---------- Material for this task ----------
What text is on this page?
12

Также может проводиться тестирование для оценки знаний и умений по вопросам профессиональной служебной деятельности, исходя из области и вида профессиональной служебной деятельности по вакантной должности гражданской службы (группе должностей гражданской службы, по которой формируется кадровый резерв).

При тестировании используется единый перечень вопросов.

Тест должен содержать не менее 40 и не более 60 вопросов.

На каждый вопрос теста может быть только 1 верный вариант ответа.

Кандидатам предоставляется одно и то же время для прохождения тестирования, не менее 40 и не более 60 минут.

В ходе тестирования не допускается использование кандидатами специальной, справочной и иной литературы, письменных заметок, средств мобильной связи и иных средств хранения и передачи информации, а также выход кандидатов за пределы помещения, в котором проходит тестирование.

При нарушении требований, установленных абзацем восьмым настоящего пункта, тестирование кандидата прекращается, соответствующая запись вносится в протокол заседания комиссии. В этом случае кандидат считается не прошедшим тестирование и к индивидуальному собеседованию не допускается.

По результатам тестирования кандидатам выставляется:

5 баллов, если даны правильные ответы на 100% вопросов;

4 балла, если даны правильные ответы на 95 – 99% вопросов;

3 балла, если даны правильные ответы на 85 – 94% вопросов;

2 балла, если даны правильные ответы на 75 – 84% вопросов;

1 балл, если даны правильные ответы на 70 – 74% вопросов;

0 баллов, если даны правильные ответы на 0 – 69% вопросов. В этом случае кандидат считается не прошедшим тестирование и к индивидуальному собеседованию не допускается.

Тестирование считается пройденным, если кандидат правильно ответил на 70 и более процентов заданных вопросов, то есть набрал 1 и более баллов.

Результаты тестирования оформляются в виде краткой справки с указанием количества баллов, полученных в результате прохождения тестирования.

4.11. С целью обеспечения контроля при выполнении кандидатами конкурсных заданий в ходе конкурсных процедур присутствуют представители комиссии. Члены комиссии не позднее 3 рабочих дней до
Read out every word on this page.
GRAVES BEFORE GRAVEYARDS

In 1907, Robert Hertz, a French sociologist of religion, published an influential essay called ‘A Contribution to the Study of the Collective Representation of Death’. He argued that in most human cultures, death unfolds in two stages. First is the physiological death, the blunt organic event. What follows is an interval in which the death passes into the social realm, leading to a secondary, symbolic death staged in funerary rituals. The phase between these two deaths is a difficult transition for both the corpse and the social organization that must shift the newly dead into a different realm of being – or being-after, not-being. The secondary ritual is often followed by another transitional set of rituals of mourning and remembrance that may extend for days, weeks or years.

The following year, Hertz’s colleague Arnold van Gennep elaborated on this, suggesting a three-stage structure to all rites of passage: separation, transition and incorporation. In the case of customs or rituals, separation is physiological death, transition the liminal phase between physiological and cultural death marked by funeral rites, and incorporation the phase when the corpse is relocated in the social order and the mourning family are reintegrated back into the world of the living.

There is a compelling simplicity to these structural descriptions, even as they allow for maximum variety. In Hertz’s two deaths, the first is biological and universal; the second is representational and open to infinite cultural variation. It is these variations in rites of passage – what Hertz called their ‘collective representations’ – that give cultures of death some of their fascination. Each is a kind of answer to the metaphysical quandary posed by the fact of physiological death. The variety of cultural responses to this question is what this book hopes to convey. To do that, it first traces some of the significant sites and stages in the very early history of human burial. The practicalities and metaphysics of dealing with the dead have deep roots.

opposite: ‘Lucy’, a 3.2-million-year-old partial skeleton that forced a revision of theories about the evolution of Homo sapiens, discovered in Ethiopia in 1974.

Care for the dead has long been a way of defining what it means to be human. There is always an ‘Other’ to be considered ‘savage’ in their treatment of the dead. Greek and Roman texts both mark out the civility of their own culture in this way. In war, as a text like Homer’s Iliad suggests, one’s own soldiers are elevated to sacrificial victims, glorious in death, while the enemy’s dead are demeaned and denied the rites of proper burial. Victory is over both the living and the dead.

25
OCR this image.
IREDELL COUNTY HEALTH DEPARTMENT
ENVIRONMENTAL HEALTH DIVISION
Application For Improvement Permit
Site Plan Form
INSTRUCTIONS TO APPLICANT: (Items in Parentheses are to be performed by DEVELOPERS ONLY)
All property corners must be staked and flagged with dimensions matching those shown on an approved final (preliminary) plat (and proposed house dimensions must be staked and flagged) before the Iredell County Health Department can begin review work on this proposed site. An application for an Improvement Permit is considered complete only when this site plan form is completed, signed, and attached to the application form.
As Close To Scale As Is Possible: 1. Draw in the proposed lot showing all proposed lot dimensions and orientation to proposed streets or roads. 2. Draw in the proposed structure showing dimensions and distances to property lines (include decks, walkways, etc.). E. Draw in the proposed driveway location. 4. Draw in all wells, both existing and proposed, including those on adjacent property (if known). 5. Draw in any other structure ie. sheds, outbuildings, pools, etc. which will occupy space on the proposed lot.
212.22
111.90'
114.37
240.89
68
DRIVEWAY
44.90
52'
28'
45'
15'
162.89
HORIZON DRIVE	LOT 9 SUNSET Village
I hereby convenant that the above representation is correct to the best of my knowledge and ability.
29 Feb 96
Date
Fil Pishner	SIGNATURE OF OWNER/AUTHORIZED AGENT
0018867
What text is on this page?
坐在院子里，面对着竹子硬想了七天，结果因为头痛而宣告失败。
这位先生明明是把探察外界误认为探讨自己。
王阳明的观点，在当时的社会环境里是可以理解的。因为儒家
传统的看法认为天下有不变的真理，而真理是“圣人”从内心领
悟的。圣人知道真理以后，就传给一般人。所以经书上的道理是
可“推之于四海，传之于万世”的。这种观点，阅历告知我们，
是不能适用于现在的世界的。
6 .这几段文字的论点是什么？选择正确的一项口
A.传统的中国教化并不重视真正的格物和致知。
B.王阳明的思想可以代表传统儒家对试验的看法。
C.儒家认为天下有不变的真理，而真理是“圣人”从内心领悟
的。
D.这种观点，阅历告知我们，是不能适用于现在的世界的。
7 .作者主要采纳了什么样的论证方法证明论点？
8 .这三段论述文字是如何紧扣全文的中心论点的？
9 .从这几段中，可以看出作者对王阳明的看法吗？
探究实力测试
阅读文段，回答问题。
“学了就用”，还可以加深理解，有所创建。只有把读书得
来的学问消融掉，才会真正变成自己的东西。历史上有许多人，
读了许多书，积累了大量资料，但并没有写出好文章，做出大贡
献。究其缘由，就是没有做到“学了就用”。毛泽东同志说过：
----------
[Task to complete]:
Look over the listing. Pull out every line with the string "burial" in it.

[Task output]:
There is a compelling simplicity to these structural descriptions, even as they allow for maximum variety. In Hertz’s two deaths, the first is biological and universal; the second is representational and open to infinite cultural variation. It is these variations in rites of passage – what Hertz called their ‘collective representations’ – that give cultures of death some of their fascination. Each is a kind of answer to the metaphysical quandary posed by the fact of physiological death. The variety of cultural responses to this question is what this book hopes to convey. To do that, it first traces some of the significant sites and stages in the very early history of human burial. The practicalities and metaphysics of dealing with the dead have deep roots.
Care for the dead has long been a way of defining what it means to be human. There is always an ‘Other’ to be considered ‘savage’ in their treatment of the dead. Greek and Roman texts both mark out the civility of their own culture in this way. In war, as a text like Homer’s Iliad suggests, one’s own soldiers are elevated to sacrificial victims, glorious in death, while the enemy’s dead are demeaned and denied the rites of proper burial. Victory is over both the living and the dead.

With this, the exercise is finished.